Retype the whole listing, please, keeping every line exact and dropping the pictures.
# # # # #
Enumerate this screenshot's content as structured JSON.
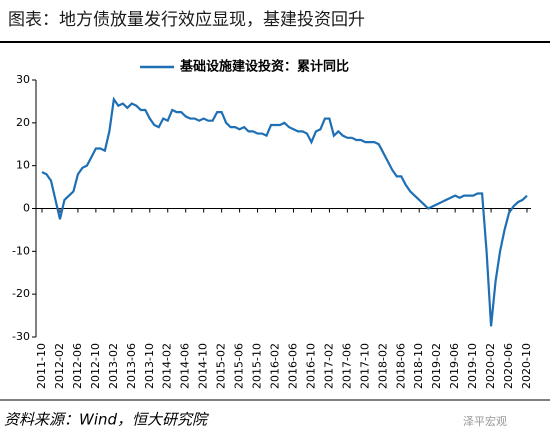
{
  "chart_data": {
    "type": "line",
    "title": "图表：地方债放量发行效应显现，基建投资回升",
    "source": "资料来源：Wind，恒大研究院",
    "watermark": "泽平宏观",
    "categories": [
      "2011-10",
      null,
      null,
      null,
      "2012-02",
      null,
      null,
      null,
      "2012-06",
      null,
      null,
      null,
      "2012-10",
      null,
      null,
      null,
      "2013-02",
      null,
      null,
      null,
      "2013-06",
      null,
      null,
      null,
      "2013-10",
      null,
      null,
      null,
      "2014-02",
      null,
      null,
      null,
      "2014-06",
      null,
      null,
      null,
      "2014-10",
      null,
      null,
      null,
      "2015-02",
      null,
      null,
      null,
      "2015-06",
      null,
      null,
      null,
      "2015-10",
      null,
      null,
      null,
      "2016-02",
      null,
      null,
      null,
      "2016-06",
      null,
      null,
      null,
      "2016-10",
      null,
      null,
      null,
      "2017-02",
      null,
      null,
      null,
      "2017-06",
      null,
      null,
      null,
      "2017-10",
      null,
      null,
      null,
      "2018-02",
      null,
      null,
      null,
      "2018-06",
      null,
      null,
      null,
      "2018-10",
      null,
      null,
      null,
      "2019-02",
      null,
      null,
      null,
      "2019-06",
      null,
      null,
      null,
      "2019-10",
      null,
      null,
      null,
      "2020-02",
      null,
      null,
      null,
      "2020-06",
      null,
      null,
      null,
      "2020-10"
    ],
    "series": [
      {
        "name": "基础设施建设投资：累计同比",
        "color": "#1f6fb4",
        "values": [
          8.5,
          8,
          6.5,
          2,
          -2.5,
          2,
          3,
          4,
          8,
          9.5,
          10,
          12,
          14,
          14,
          13.5,
          18,
          25.5,
          24,
          24.5,
          23.5,
          24.5,
          24,
          23,
          23,
          21,
          19.5,
          19,
          21,
          20.5,
          23,
          22.5,
          22.5,
          21.5,
          21,
          21,
          20.5,
          21,
          20.5,
          20.5,
          22.5,
          22.5,
          20,
          19,
          19,
          18.5,
          19,
          18,
          18,
          17.5,
          17.5,
          17,
          19.5,
          19.5,
          19.5,
          20,
          19,
          18.5,
          18,
          18,
          17.5,
          15.5,
          18,
          18.5,
          21,
          21,
          17,
          18,
          17,
          16.5,
          16.5,
          16,
          16,
          15.5,
          15.5,
          15.5,
          15,
          13,
          11,
          9,
          7.5,
          7.5,
          5.5,
          4,
          3,
          2,
          1,
          0,
          0.5,
          1,
          1.5,
          2,
          2.5,
          3,
          2.5,
          3,
          3,
          3,
          3.5,
          3.5,
          -10,
          -27.5,
          -17,
          -10,
          -5,
          -1,
          0.5,
          1.5,
          2,
          3
        ]
      }
    ],
    "ylim": [
      -30,
      30
    ],
    "yticks": [
      -30,
      -20,
      -10,
      0,
      10,
      20,
      30
    ],
    "grid": false,
    "legend": "top"
  }
}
# # # # #
Completed exercise:
Enumerate this screenshot's content as structured JSON.
{
  "chart_data": {
    "type": "line",
    "title": "图表：地方债放量发行效应显现，基建投资回升",
    "source": "资料来源：Wind，恒大研究院",
    "watermark": "泽平宏观",
    "categories": [
      "2011-10",
      null,
      null,
      null,
      "2012-02",
      null,
      null,
      null,
      "2012-06",
      null,
      null,
      null,
      "2012-10",
      null,
      null,
      null,
      "2013-02",
      null,
      null,
      null,
      "2013-06",
      null,
      null,
      null,
      "2013-10",
      null,
      null,
      null,
      "2014-02",
      null,
      null,
      null,
      "2014-06",
      null,
      null,
      null,
      "2014-10",
      null,
      null,
      null,
      "2015-02",
      null,
      null,
      null,
      "2015-06",
      null,
      null,
      null,
      "2015-10",
      null,
      null,
      null,
      "2016-02",
      null,
      null,
      null,
      "2016-06",
      null,
      null,
      null,
      "2016-10",
      null,
      null,
      null,
      "2017-02",
      null,
      null,
      null,
      "2017-06",
      null,
      null,
      null,
      "2017-10",
      null,
      null,
      null,
      "2018-02",
      null,
      null,
      null,
      "2018-06",
      null,
      null,
      null,
      "2018-10",
      null,
      null,
      null,
      "2019-02",
      null,
      null,
      null,
      "2019-06",
      null,
      null,
      null,
      "2019-10",
      null,
      null,
      null,
      "2020-02",
      null,
      null,
      null,
      "2020-06",
      null,
      null,
      null,
      "2020-10"
    ],
    "series": [
      {
        "name": "基础设施建设投资：累计同比",
        "color": "#1f6fb4",
        "values": [
          8.5,
          8,
          6.5,
          2,
          -2.5,
          2,
          3,
          4,
          8,
          9.5,
          10,
          12,
          14,
          14,
          13.5,
          18,
          25.5,
          24,
          24.5,
          23.5,
          24.5,
          24,
          23,
          23,
          21,
          19.5,
          19,
          21,
          20.5,
          23,
          22.5,
          22.5,
          21.5,
          21,
          21,
          20.5,
          21,
          20.5,
          20.5,
          22.5,
          22.5,
          20,
          19,
          19,
          18.5,
          19,
          18,
          18,
          17.5,
          17.5,
          17,
          19.5,
          19.5,
          19.5,
          20,
          19,
          18.5,
          18,
          18,
          17.5,
          15.5,
          18,
          18.5,
          21,
          21,
          17,
          18,
          17,
          16.5,
          16.5,
          16,
          16,
          15.5,
          15.5,
          15.5,
          15,
          13,
          11,
          9,
          7.5,
          7.5,
          5.5,
          4,
          3,
          2,
          1,
          0,
          0.5,
          1,
          1.5,
          2,
          2.5,
          3,
          2.5,
          3,
          3,
          3,
          3.5,
          3.5,
          -10,
          -27.5,
          -17,
          -10,
          -5,
          -1,
          0.5,
          1.5,
          2,
          3
        ]
      }
    ],
    "ylim": [
      -30,
      30
    ],
    "yticks": [
      -30,
      -20,
      -10,
      0,
      10,
      20,
      30
    ],
    "grid": false,
    "legend": "top"
  }
}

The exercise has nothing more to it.